═══ SUPPLIED DATA ═══

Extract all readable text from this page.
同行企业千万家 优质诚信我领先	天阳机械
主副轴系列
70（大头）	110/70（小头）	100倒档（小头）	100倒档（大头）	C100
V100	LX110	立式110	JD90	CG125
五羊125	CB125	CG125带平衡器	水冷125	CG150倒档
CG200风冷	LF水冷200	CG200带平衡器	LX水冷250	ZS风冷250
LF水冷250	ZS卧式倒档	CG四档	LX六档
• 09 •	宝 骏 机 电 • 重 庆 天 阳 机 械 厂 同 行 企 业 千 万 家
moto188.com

═══

Output all of the material exactly as written.

Extract all readable text from this page.
同行企业千万家 优质诚信我领先	天阳机械
主副轴系列
70（大头）	110/70（小头）	100倒档（小头）	100倒档（大头）	C100
V100	LX110	立式110	JD90	CG125
五羊125	CB125	CG125带平衡器	水冷125	CG150倒档
CG200风冷	LF水冷200	CG200带平衡器	LX水冷250	ZS风冷250
LF水冷250	ZS卧式倒档	CG四档	LX六档
• 09 •	宝 骏 机 电 • 重 庆 天 阳 机 械 厂 同 行 企 业 千 万 家
moto188.com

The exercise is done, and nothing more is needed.